### Exercise details
Copy the listing below word for word, from the line with "bed-value: ० [799, 323, 864, 350]" up to and including the line with "bed-value: १३० [738, 296, 799, 323]".

Excerpts from a layout annotation set
+ + + +

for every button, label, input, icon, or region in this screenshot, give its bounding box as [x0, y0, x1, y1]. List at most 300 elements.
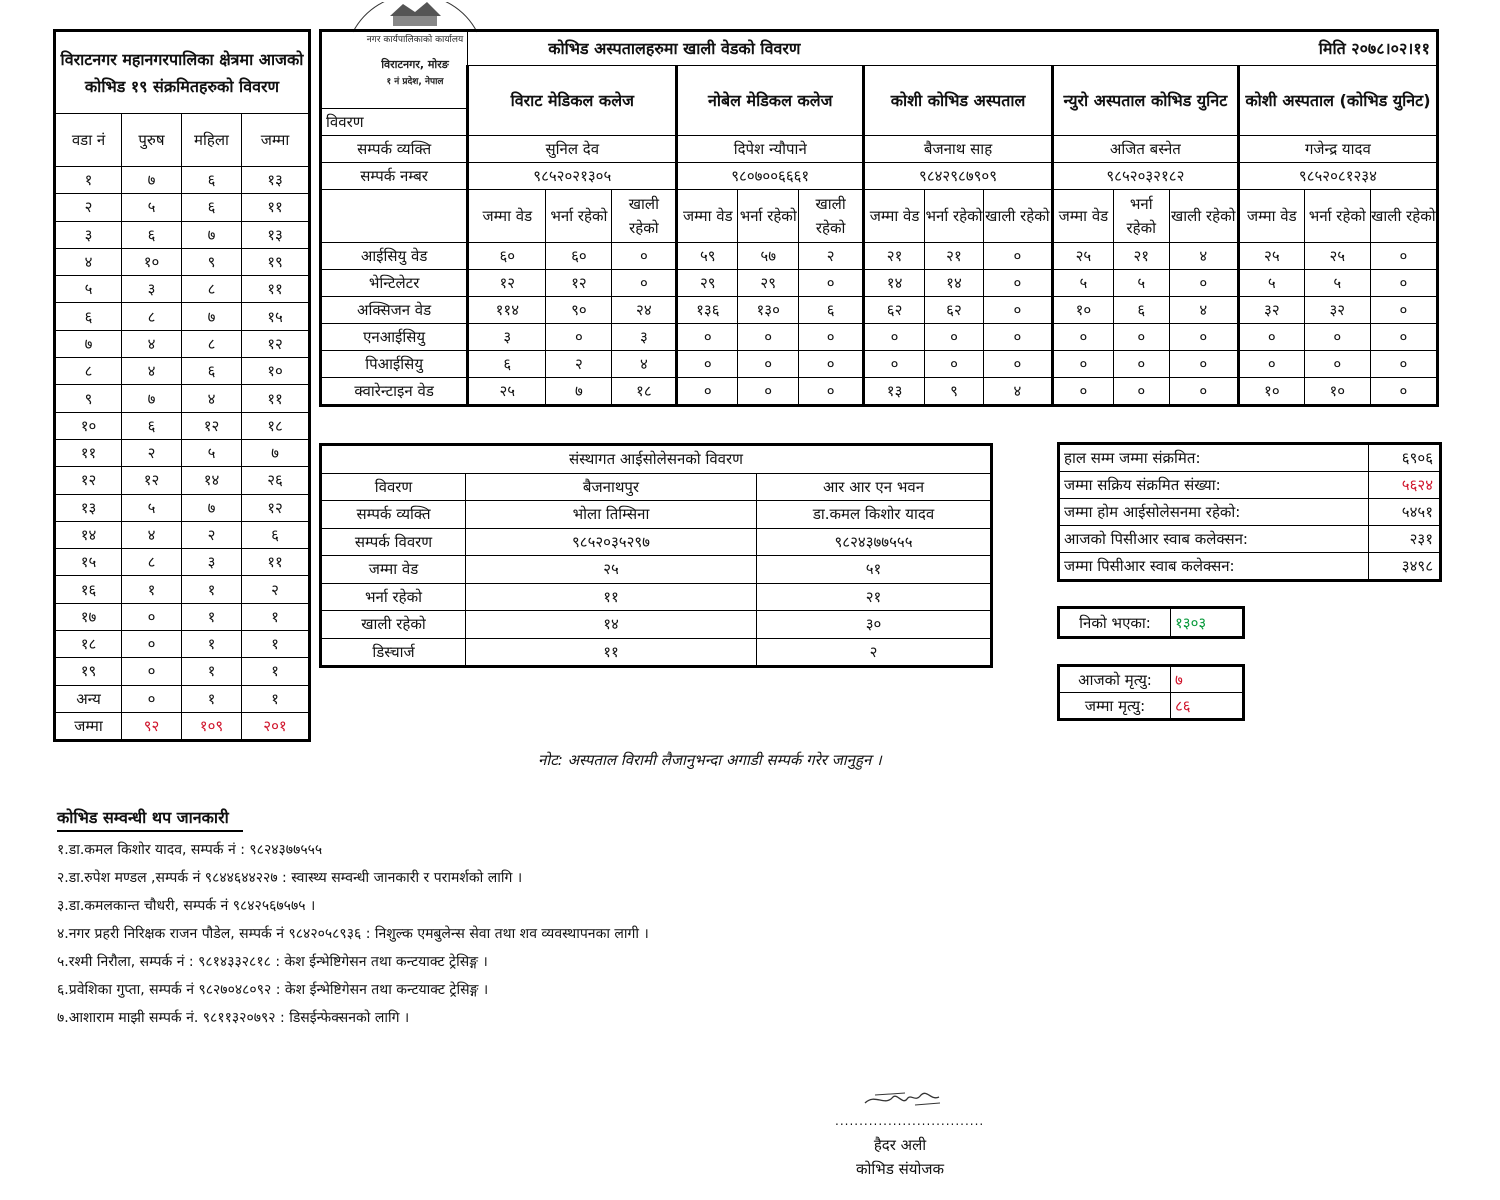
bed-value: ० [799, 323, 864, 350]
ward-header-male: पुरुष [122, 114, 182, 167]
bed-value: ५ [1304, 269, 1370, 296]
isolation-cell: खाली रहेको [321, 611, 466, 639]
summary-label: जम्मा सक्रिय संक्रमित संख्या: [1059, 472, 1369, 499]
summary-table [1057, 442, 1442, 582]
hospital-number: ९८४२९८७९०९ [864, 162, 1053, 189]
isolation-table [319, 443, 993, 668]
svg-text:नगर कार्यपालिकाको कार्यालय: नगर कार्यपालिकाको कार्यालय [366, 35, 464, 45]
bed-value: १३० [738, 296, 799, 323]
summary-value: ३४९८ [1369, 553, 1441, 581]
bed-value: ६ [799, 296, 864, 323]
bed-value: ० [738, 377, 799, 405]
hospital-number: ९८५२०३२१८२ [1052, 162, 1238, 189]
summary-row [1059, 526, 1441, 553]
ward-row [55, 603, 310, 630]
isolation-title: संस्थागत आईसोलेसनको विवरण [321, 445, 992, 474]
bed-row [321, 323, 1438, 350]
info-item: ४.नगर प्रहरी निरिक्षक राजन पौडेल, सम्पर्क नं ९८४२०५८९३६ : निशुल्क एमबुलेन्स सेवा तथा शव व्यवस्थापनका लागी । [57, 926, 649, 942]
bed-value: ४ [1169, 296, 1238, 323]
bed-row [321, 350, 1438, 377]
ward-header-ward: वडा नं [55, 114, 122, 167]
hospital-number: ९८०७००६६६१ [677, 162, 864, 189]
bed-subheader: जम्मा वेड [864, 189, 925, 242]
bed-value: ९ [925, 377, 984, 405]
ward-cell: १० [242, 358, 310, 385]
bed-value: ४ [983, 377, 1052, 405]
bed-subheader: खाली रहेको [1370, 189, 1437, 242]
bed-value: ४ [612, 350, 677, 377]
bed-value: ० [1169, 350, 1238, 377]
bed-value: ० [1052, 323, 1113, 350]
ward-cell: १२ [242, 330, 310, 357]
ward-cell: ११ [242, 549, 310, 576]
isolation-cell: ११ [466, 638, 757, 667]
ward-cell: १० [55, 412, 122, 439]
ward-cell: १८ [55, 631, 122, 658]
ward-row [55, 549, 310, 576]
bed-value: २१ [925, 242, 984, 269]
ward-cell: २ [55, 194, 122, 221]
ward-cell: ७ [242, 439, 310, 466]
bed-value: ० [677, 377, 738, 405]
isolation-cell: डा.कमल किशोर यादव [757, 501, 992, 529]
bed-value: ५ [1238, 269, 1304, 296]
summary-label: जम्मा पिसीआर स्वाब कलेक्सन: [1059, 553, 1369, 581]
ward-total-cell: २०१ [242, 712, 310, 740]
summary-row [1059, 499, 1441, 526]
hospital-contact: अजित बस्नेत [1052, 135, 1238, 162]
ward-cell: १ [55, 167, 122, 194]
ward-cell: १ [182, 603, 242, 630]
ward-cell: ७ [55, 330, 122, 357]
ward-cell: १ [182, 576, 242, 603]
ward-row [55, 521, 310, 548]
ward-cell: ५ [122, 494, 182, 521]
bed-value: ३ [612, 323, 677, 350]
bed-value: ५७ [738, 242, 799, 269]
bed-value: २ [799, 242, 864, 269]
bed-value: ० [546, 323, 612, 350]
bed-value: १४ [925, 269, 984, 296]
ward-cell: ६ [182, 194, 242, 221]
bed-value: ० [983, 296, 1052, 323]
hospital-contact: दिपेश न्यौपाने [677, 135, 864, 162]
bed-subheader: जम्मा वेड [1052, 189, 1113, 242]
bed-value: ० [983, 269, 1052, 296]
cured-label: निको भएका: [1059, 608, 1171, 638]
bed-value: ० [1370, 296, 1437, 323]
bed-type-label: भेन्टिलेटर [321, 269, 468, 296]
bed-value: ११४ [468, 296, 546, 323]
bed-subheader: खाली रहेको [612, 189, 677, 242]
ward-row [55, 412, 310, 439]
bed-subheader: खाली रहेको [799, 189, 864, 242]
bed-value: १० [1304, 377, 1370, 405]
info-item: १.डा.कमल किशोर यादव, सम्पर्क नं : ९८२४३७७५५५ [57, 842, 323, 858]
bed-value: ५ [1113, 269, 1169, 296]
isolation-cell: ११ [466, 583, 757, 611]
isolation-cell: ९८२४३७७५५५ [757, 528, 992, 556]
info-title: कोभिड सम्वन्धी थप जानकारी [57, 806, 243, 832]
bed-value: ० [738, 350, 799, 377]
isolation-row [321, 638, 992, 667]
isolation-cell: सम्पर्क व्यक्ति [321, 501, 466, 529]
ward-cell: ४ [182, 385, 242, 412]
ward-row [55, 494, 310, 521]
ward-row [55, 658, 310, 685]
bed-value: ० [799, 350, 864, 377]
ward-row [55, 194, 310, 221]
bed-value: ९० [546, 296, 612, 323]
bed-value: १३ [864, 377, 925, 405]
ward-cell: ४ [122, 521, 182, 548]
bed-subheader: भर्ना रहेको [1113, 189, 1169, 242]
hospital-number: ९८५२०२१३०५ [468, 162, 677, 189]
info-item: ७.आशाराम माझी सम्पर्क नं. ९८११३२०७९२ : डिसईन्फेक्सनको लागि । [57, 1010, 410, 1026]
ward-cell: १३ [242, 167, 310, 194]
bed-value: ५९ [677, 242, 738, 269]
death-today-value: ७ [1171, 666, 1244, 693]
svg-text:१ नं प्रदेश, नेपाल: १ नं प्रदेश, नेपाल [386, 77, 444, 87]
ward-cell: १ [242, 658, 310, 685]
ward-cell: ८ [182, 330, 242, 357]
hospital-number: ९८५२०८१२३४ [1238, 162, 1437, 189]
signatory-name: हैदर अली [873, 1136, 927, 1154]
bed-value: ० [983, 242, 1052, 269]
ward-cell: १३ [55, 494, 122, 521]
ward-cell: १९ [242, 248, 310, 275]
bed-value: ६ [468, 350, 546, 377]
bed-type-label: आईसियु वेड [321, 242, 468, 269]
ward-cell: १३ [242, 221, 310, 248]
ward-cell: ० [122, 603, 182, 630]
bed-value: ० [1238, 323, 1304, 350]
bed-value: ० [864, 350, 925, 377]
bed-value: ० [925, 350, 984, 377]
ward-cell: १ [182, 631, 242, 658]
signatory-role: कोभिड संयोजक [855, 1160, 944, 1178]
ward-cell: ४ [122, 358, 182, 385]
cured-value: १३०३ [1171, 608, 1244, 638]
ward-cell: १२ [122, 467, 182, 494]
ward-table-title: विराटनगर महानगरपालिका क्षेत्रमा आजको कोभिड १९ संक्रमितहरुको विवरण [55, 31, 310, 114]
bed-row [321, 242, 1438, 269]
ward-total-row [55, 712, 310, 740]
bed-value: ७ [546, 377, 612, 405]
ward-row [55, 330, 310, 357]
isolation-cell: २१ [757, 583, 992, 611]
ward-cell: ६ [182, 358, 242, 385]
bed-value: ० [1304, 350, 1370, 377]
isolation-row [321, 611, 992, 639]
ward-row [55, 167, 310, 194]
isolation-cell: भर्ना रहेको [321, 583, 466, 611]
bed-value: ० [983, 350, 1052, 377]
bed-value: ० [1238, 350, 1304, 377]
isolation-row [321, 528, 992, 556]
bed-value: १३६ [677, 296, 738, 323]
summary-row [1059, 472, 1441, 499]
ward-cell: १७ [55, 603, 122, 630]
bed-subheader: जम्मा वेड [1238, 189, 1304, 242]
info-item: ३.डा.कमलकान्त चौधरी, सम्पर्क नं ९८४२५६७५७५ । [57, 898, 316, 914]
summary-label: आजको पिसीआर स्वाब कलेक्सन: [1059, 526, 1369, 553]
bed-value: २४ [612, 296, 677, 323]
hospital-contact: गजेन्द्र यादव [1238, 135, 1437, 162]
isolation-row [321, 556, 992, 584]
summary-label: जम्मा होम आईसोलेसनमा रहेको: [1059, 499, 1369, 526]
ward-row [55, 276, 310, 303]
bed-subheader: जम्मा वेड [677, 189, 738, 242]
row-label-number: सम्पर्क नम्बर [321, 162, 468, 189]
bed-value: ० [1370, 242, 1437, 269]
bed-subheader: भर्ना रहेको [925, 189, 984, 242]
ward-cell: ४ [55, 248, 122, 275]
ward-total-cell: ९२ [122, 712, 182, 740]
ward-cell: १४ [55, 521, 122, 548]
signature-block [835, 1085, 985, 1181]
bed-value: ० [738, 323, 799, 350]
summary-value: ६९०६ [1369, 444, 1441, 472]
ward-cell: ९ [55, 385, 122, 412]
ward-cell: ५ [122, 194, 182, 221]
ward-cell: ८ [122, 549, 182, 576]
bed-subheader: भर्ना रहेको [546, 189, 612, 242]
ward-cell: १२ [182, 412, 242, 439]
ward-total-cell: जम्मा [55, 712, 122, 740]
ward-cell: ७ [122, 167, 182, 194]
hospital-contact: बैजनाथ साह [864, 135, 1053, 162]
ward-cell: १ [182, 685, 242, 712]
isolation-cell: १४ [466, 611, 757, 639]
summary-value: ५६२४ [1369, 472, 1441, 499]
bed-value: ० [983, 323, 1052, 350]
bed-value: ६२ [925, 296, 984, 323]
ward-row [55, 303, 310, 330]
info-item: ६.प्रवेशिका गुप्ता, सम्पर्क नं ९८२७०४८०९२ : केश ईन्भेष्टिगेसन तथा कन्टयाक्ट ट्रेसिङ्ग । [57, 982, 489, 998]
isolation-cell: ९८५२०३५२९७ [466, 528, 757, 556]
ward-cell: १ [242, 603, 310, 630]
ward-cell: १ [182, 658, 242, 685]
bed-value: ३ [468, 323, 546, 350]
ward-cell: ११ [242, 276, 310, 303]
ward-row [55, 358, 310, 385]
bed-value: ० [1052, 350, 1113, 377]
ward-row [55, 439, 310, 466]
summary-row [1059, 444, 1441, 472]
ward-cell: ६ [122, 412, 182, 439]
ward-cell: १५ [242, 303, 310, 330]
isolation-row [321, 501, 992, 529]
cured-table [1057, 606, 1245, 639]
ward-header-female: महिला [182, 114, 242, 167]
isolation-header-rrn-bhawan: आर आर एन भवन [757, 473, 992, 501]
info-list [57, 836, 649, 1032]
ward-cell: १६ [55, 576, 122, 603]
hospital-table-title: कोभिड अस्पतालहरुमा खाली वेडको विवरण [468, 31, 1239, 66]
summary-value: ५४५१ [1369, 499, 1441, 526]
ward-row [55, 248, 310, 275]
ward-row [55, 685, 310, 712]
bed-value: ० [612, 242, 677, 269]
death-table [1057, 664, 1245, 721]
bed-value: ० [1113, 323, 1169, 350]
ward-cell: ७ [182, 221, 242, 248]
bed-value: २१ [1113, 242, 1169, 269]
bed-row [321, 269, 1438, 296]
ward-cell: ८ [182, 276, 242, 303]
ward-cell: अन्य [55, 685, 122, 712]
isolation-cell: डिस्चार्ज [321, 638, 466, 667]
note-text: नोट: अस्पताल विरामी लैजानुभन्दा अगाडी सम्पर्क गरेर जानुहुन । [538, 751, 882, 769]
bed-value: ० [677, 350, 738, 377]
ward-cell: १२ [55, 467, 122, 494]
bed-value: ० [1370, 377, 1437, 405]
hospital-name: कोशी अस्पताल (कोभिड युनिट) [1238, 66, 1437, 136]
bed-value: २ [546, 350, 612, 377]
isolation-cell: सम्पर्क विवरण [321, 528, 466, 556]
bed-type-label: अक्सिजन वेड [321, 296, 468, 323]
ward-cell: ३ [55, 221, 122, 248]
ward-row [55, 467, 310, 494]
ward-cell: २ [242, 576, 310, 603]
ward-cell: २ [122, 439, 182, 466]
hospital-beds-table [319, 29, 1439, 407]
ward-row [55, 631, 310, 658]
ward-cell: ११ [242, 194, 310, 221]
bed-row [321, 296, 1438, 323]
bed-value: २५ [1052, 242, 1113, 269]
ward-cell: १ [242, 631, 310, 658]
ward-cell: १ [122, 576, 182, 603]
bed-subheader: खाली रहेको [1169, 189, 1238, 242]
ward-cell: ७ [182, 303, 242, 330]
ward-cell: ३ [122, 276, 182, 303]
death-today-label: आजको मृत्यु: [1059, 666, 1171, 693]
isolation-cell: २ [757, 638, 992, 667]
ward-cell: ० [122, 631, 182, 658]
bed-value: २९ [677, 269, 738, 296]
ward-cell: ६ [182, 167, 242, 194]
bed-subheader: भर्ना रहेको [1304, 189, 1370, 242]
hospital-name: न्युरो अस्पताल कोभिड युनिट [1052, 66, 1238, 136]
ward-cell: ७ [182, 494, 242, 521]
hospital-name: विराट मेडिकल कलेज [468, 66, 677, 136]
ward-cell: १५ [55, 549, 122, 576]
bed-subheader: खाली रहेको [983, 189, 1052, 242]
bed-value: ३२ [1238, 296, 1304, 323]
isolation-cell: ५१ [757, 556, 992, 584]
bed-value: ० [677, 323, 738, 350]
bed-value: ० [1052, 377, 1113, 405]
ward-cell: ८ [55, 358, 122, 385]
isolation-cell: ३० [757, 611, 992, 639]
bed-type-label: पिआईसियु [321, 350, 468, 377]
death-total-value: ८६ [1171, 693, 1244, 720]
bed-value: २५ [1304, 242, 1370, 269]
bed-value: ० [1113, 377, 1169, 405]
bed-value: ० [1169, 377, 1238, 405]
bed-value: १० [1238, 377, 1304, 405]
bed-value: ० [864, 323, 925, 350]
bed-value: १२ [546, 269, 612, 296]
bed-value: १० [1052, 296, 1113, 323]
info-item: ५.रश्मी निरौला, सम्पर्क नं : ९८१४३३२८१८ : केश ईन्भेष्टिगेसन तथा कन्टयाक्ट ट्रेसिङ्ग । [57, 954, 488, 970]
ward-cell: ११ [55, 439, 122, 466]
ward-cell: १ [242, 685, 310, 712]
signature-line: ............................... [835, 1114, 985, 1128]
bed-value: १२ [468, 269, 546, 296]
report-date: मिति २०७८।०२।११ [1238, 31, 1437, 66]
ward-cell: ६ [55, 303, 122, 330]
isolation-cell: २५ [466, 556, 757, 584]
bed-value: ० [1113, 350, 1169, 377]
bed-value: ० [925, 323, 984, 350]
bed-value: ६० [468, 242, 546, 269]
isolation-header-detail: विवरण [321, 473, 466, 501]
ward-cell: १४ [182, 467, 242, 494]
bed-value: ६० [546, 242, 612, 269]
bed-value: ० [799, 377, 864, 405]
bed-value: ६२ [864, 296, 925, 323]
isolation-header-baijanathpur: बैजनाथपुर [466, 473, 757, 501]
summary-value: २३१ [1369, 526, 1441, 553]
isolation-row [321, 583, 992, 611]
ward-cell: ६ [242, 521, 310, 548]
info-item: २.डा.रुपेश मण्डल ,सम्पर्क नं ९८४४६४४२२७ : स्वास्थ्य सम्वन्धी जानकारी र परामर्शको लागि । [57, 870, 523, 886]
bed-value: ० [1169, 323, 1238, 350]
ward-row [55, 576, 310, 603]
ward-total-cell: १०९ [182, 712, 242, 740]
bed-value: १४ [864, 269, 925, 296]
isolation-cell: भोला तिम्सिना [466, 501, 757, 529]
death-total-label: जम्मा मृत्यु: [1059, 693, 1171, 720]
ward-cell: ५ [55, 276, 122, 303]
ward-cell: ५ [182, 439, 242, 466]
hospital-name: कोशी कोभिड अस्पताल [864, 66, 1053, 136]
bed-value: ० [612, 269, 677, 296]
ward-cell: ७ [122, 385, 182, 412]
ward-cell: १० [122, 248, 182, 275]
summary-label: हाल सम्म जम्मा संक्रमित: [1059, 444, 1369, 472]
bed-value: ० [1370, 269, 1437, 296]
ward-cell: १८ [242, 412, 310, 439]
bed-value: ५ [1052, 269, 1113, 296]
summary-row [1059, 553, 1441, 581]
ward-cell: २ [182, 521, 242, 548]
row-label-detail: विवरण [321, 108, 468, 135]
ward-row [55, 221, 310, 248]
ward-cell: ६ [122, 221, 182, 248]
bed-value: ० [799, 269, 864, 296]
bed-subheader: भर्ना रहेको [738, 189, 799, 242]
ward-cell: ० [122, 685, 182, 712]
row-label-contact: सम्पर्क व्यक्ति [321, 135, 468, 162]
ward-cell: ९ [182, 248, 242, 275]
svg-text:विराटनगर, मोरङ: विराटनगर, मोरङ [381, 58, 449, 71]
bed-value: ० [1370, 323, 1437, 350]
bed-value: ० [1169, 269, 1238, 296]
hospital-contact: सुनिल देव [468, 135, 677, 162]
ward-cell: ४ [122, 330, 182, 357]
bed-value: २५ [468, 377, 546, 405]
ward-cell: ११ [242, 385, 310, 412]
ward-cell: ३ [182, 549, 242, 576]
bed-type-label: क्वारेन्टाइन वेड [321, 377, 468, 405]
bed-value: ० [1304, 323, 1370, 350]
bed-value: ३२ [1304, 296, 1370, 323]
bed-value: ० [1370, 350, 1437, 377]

+ + + +

### Output for this task
bed-value: ० [799, 323, 864, 350]
ward-header-male: पुरुष [122, 114, 182, 167]
bed-value: ५ [1304, 269, 1370, 296]
isolation-cell: खाली रहेको [321, 611, 466, 639]
summary-label: जम्मा सक्रिय संक्रमित संख्या: [1059, 472, 1369, 499]
summary-table [1057, 442, 1442, 582]
hospital-number: ९८४२९८७९०९ [864, 162, 1053, 189]
isolation-table [319, 443, 993, 668]
svg-text:नगर कार्यपालिकाको कार्यालय: नगर कार्यपालिकाको कार्यालय [366, 35, 464, 45]
bed-value: १३० [738, 296, 799, 323]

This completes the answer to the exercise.